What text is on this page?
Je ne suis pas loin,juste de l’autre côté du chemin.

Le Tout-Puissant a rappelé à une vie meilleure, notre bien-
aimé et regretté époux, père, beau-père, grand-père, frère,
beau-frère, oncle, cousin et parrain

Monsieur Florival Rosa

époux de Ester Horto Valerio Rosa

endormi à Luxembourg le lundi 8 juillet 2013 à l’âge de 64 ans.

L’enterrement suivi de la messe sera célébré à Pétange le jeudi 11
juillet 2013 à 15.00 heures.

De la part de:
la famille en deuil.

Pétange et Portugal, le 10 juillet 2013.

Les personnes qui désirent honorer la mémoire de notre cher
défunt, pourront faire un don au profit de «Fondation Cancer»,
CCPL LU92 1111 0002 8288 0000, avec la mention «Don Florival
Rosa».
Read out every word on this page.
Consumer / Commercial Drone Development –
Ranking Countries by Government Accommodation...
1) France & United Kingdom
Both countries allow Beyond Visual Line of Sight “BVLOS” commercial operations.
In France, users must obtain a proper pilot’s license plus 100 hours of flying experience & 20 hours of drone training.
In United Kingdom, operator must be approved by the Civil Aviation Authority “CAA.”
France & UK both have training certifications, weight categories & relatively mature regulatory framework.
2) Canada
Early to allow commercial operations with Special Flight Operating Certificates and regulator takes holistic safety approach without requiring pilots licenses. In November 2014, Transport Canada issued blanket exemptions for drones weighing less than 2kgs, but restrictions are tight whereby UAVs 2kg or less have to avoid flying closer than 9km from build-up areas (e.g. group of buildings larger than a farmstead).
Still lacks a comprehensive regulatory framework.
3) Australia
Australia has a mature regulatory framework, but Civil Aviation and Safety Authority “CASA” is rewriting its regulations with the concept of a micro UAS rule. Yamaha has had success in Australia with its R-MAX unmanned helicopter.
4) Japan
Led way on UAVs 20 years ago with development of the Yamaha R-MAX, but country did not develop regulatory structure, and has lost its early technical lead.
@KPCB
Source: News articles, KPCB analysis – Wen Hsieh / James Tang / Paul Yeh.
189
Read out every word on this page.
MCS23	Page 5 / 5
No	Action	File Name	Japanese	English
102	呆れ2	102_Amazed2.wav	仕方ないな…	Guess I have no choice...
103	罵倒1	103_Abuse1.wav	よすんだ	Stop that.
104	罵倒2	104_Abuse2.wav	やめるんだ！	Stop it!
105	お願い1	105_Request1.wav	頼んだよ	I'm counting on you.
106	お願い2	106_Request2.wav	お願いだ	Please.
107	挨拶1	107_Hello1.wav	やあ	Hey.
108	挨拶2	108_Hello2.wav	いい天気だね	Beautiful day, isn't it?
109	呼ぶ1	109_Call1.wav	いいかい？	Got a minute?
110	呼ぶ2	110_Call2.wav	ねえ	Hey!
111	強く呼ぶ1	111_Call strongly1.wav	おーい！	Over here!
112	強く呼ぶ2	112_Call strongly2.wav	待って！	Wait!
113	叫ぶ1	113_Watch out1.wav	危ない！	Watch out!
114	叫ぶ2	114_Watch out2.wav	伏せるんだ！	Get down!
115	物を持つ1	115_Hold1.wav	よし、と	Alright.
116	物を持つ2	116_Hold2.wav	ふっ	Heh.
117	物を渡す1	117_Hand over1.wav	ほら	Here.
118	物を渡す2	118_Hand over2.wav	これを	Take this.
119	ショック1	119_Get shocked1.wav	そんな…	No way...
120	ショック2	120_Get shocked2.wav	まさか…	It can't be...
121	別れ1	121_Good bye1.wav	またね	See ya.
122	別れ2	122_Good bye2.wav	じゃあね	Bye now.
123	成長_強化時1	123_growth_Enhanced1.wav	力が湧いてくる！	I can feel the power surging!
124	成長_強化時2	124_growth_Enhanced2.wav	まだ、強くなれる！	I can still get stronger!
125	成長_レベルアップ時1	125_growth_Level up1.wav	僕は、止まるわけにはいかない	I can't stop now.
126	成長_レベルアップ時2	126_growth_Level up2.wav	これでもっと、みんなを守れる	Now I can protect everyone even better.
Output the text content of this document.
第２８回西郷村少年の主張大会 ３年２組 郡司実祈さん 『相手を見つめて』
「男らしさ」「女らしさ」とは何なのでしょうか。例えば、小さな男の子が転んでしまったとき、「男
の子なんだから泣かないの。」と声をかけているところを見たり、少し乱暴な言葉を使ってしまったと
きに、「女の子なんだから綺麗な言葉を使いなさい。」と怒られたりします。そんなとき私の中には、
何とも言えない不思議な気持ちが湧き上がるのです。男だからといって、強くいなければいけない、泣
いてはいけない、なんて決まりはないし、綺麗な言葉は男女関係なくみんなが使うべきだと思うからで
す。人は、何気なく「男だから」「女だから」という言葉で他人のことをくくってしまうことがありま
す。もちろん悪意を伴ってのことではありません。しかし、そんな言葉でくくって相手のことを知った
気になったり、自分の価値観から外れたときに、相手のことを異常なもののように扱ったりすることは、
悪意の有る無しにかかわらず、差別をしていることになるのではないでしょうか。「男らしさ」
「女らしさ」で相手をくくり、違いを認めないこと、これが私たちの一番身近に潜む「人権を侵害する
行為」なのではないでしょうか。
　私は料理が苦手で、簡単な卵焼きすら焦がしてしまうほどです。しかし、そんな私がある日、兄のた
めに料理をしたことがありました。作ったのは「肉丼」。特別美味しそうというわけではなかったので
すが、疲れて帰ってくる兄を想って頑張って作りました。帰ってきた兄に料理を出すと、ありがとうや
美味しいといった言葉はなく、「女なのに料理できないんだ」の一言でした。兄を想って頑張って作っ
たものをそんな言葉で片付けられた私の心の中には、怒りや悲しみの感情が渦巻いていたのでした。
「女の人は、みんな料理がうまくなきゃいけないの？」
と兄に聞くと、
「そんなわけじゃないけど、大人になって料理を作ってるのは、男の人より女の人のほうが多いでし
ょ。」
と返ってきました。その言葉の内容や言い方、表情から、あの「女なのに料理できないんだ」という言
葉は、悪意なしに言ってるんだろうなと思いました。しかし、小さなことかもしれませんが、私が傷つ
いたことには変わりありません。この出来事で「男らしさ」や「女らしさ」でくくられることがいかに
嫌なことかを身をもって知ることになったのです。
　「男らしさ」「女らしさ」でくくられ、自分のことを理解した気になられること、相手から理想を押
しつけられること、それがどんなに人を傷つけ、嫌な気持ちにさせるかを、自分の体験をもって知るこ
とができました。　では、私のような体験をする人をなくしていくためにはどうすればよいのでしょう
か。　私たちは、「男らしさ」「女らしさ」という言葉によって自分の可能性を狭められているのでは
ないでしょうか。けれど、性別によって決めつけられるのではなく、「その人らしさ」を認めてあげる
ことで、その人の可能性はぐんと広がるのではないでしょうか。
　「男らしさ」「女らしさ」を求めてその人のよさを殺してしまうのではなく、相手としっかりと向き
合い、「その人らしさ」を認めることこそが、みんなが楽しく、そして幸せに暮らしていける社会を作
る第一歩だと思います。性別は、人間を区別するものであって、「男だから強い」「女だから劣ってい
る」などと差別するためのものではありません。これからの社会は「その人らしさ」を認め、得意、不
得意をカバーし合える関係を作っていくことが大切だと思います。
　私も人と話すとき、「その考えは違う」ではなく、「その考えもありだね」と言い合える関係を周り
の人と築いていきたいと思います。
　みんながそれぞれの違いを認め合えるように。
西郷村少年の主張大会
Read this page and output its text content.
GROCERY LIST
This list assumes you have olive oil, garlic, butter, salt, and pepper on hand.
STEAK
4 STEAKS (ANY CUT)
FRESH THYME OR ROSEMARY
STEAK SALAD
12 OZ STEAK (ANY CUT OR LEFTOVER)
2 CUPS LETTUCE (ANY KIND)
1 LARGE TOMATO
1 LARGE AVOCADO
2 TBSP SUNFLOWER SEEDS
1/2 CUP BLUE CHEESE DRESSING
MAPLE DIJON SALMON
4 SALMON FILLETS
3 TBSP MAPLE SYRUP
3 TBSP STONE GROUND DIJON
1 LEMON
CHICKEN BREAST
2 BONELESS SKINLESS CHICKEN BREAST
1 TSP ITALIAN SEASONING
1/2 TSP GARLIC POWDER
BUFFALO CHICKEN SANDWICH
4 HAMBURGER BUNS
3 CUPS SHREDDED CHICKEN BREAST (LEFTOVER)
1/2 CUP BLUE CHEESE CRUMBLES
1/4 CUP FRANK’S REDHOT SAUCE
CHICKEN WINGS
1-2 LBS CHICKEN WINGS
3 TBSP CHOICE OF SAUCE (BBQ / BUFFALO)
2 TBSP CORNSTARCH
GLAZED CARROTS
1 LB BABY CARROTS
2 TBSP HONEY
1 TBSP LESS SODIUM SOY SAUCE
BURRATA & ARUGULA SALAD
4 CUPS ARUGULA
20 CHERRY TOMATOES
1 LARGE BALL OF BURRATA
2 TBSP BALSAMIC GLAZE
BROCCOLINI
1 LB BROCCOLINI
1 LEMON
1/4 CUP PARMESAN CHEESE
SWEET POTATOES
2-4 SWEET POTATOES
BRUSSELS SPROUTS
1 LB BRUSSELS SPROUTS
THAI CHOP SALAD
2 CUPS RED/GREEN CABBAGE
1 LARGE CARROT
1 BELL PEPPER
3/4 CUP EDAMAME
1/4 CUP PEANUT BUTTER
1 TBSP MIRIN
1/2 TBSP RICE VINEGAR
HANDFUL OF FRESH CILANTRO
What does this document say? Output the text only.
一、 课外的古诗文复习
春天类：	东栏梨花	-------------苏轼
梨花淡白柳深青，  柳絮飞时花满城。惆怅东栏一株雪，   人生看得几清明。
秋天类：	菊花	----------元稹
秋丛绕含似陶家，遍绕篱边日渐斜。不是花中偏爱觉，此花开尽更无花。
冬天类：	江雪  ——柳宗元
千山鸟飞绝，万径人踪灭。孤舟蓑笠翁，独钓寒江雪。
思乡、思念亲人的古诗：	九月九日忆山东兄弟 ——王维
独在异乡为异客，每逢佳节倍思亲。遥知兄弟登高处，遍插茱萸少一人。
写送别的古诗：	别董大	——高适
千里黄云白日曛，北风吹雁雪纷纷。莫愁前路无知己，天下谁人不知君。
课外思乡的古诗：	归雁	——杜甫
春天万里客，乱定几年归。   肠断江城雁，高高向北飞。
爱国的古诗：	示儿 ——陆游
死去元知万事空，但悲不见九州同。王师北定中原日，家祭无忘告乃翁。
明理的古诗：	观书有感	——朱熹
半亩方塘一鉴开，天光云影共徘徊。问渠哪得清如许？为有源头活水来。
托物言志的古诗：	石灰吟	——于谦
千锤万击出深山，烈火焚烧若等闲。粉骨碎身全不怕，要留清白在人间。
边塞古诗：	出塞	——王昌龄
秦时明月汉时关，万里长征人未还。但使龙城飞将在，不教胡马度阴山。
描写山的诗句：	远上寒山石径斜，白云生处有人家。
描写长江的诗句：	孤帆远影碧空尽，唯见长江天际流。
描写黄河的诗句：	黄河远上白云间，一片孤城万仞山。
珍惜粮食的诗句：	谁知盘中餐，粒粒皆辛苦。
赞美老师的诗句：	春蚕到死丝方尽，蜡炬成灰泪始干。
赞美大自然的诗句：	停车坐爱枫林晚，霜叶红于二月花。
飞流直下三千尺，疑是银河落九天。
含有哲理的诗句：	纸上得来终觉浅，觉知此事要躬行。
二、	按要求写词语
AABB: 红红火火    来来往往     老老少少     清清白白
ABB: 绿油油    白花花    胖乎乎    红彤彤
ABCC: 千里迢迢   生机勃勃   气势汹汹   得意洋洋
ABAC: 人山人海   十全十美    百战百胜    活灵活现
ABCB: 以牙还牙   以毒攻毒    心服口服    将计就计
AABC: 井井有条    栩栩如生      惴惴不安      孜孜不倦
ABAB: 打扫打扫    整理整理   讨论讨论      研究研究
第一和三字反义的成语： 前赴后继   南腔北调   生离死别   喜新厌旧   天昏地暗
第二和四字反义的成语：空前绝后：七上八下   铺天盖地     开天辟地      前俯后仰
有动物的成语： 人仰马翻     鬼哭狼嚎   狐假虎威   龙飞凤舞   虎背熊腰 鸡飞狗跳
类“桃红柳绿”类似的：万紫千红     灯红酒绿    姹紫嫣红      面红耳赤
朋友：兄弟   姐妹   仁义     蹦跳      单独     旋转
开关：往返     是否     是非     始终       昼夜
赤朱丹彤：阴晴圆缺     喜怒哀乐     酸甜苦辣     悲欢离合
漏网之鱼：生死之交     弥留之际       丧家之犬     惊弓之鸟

***

(Instruction): Filter for "juillet". Return all lines that hold it.

(Result for this task):
endormi à Luxembourg le lundi 8 juillet 2013 à l’âge de 64 ans.
juillet 2013 à 15.00 heures.
Pétange et Portugal, le 10 juillet 2013.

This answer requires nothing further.